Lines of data
#####

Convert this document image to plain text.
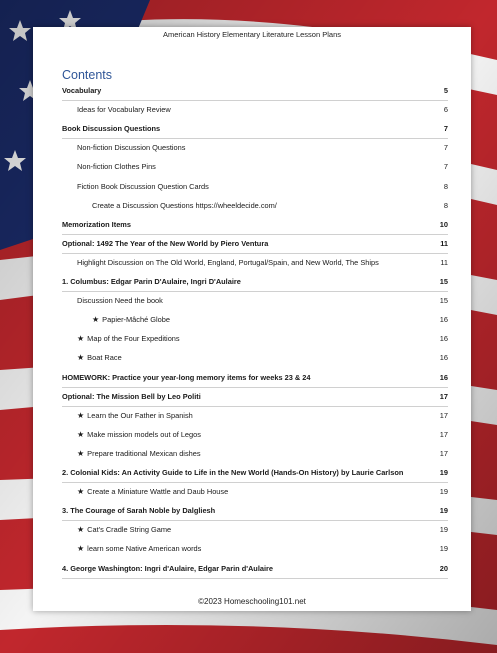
American History Elementary Literature Lesson Plans
Contents
Vocabulary	5
Ideas for Vocabulary Review	6
Book Discussion Questions	7
Non-fiction Discussion Questions	7
Non-fiction Clothes Pins	7
Fiction Book Discussion Question Cards	8
Create a Discussion Questions https://wheeldecide.com/	8
Memorization Items	10
Optional: 1492 The Year of the New World by Piero Ventura	11
Highlight Discussion on The Old World, England, Portugal/Spain, and New World, The Ships	11
1. Columbus: Edgar Parin D'Aulaire, Ingri D'Aulaire	15
Discussion Need the book	15
★ Papier-Mâché Globe	16
★ Map of the Four Expeditions	16
★ Boat Race	16
HOMEWORK: Practice your year-long memory items for weeks 23 & 24	16
Optional: The Mission Bell by Leo Politi	17
★ Learn the Our Father in Spanish	17
★ Make mission models out of Legos	17
★ Prepare traditional Mexican dishes	17
2. Colonial Kids: An Activity Guide to Life in the New World (Hands-On History) by Laurie Carlson	19
★ Create a Miniature Wattle and Daub House	19
3. The Courage of Sarah Noble by Dalgliesh	19
★ Cat's Cradle String Game	19
★ learn some Native American words	19
4. George Washington: Ingri d'Aulaire, Edgar Parin d'Aulaire	20
©2023 Homeschooling101.net
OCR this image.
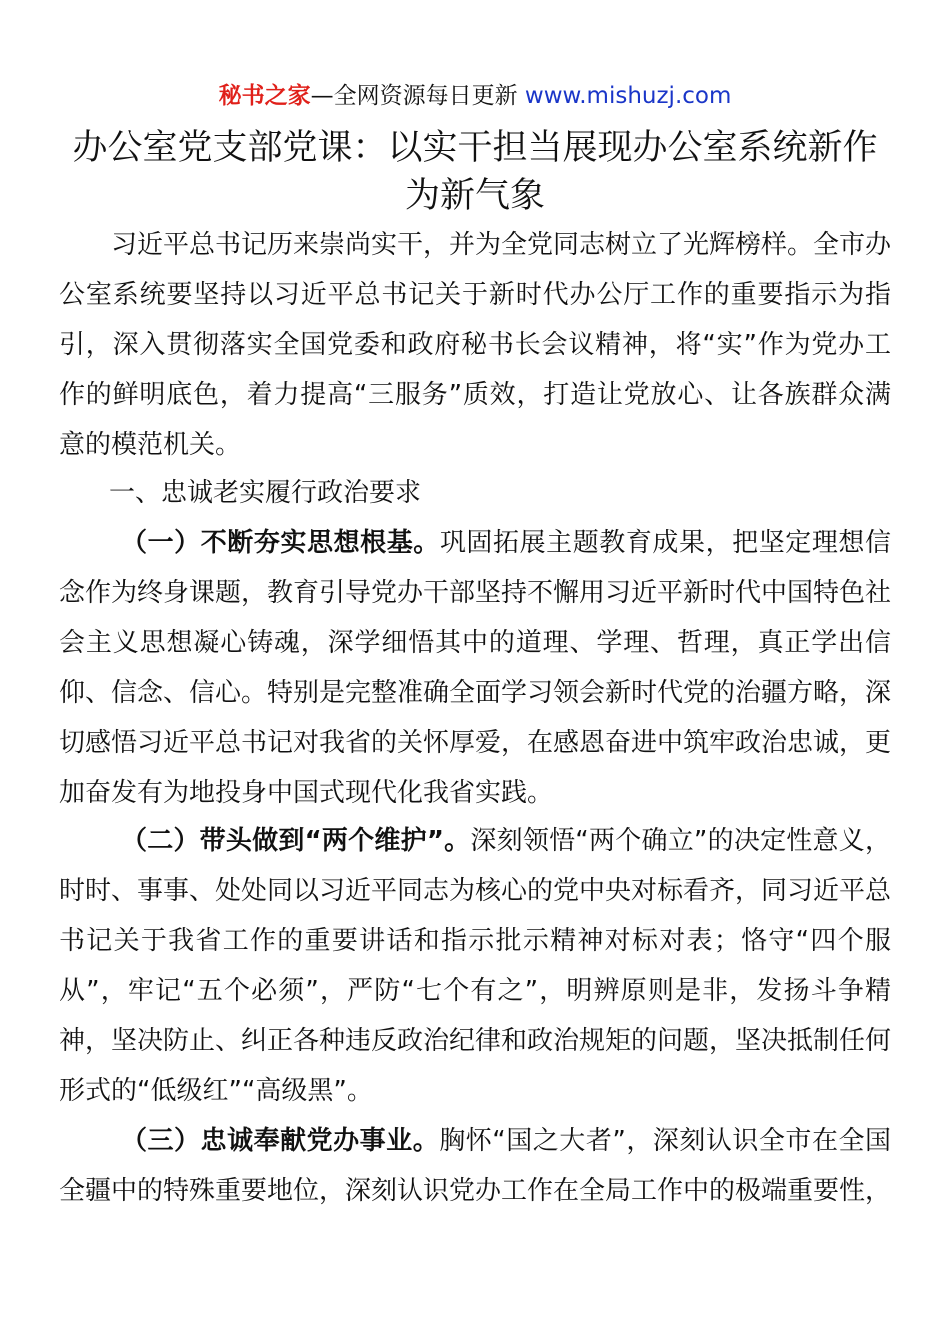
秘书之家—全网资源每日更新 www.mishuzj.com
办公室党支部党课：以实干担当展现办公室系统新作为新气象

习近平总书记历来崇尚实干，并为全党同志树立了光辉榜样。全市办公室系统要坚持以习近平总书记关于新时代办公厅工作的重要指示为指引，深入贯彻落实全国党委和政府秘书长会议精神，将“实”作为党办工作的鲜明底色，着力提高“三服务”质效，打造让党放心、让各族群众满意的模范机关。

一、忠诚老实履行政治要求

（一）不断夯实思想根基。巩固拓展主题教育成果，把坚定理想信念作为终身课题，教育引导党办干部坚持不懈用习近平新时代中国特色社会主义思想凝心铸魂，深学细悟其中的道理、学理、哲理，真正学出信仰、信念、信心。特别是完整准确全面学习领会新时代党的治疆方略，深切感悟习近平总书记对我省的关怀厚爱，在感恩奋进中筑牢政治忠诚，更加奋发有为地投身中国式现代化我省实践。

（二）带头做到“两个维护”。深刻领悟“两个确立”的决定性意义，时时、事事、处处同以习近平同志为核心的党中央对标看齐，同习近平总书记关于我省工作的重要讲话和指示批示精神对标对表；恪守“四个服从”，牢记“五个必须”，严防“七个有之”，明辨原则是非，发扬斗争精神，坚决防止、纠正各种违反政治纪律和政治规矩的问题，坚决抵制任何形式的“低级红”“高级黑”。

（三）忠诚奉献党办事业。胸怀“国之大者”，深刻认识全市在全国全疆中的特殊重要地位，深刻认识党办工作在全局工作中的极端重要性，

#####

_TO BE DONE_
Restate the full listing verbatim and drop every picture.

_EXERCISE RESPONSE_
Convert this document image to plain text.
American History Elementary Literature Lesson Plans
Contents
Vocabulary	5
Ideas for Vocabulary Review	6
Book Discussion Questions	7
Non-fiction Discussion Questions	7
Non-fiction Clothes Pins	7
Fiction Book Discussion Question Cards	8
Create a Discussion Questions https://wheeldecide.com/	8
Memorization Items	10
Optional: 1492 The Year of the New World by Piero Ventura	11
Highlight Discussion on The Old World, England, Portugal/Spain, and New World, The Ships	11
1. Columbus: Edgar Parin D'Aulaire, Ingri D'Aulaire	15
Discussion Need the book	15
★ Papier-Mâché Globe	16
★ Map of the Four Expeditions	16
★ Boat Race	16
HOMEWORK: Practice your year-long memory items for weeks 23 & 24	16
Optional: The Mission Bell by Leo Politi	17
★ Learn the Our Father in Spanish	17
★ Make mission models out of Legos	17
★ Prepare traditional Mexican dishes	17
2. Colonial Kids: An Activity Guide to Life in the New World (Hands-On History) by Laurie Carlson	19
★ Create a Miniature Wattle and Daub House	19
3. The Courage of Sarah Noble by Dalgliesh	19
★ Cat's Cradle String Game	19
★ learn some Native American words	19
4. George Washington: Ingri d'Aulaire, Edgar Parin d'Aulaire	20
©2023 Homeschooling101.net
OCR this image.
秘书之家—全网资源每日更新 www.mishuzj.com
办公室党支部党课：以实干担当展现办公室系统新作为新气象

习近平总书记历来崇尚实干，并为全党同志树立了光辉榜样。全市办公室系统要坚持以习近平总书记关于新时代办公厅工作的重要指示为指引，深入贯彻落实全国党委和政府秘书长会议精神，将“实”作为党办工作的鲜明底色，着力提高“三服务”质效，打造让党放心、让各族群众满意的模范机关。

一、忠诚老实履行政治要求

（一）不断夯实思想根基。巩固拓展主题教育成果，把坚定理想信念作为终身课题，教育引导党办干部坚持不懈用习近平新时代中国特色社会主义思想凝心铸魂，深学细悟其中的道理、学理、哲理，真正学出信仰、信念、信心。特别是完整准确全面学习领会新时代党的治疆方略，深切感悟习近平总书记对我省的关怀厚爱，在感恩奋进中筑牢政治忠诚，更加奋发有为地投身中国式现代化我省实践。

（二）带头做到“两个维护”。深刻领悟“两个确立”的决定性意义，时时、事事、处处同以习近平同志为核心的党中央对标看齐，同习近平总书记关于我省工作的重要讲话和指示批示精神对标对表；恪守“四个服从”，牢记“五个必须”，严防“七个有之”，明辨原则是非，发扬斗争精神，坚决防止、纠正各种违反政治纪律和政治规矩的问题，坚决抵制任何形式的“低级红”“高级黑”。

（三）忠诚奉献党办事业。胸怀“国之大者”，深刻认识全市在全国全疆中的特殊重要地位，深刻认识党办工作在全局工作中的极端重要性，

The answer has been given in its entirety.